§ Problem to solve
Examine each line of the data. Copy those that contain the string "MSCI".

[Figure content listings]
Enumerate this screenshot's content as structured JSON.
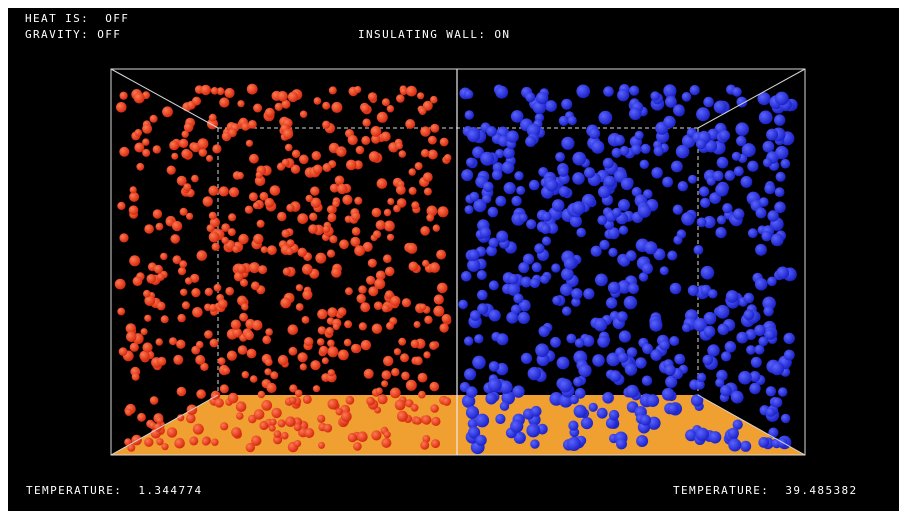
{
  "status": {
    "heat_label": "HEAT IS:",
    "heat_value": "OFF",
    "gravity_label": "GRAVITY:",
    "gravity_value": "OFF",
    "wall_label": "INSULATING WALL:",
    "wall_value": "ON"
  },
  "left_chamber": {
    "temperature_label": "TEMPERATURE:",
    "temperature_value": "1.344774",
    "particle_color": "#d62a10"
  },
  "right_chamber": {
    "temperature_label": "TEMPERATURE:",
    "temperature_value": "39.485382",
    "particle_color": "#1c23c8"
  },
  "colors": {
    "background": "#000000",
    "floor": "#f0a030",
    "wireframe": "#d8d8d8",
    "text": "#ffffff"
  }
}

--

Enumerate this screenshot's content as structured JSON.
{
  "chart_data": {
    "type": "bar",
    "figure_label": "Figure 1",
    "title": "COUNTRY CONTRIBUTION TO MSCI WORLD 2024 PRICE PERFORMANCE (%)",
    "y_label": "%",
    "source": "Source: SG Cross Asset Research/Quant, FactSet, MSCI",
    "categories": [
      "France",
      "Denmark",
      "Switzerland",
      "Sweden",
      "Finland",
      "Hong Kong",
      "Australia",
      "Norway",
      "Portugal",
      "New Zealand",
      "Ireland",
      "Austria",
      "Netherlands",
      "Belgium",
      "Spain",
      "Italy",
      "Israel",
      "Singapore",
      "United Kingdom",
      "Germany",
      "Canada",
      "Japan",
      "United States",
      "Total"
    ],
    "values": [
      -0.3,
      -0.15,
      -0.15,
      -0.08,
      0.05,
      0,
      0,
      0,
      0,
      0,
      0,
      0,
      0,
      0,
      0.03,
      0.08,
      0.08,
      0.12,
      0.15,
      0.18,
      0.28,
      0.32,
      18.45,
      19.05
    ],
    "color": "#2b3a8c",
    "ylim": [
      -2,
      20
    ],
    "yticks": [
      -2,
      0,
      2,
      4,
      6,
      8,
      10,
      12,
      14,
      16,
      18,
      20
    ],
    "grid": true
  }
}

§ Exercise output
    "title": "COUNTRY CONTRIBUTION TO MSCI WORLD 2024 PRICE PERFORMANCE (%)",
    "source": "Source: SG Cross Asset Research/Quant, FactSet, MSCI",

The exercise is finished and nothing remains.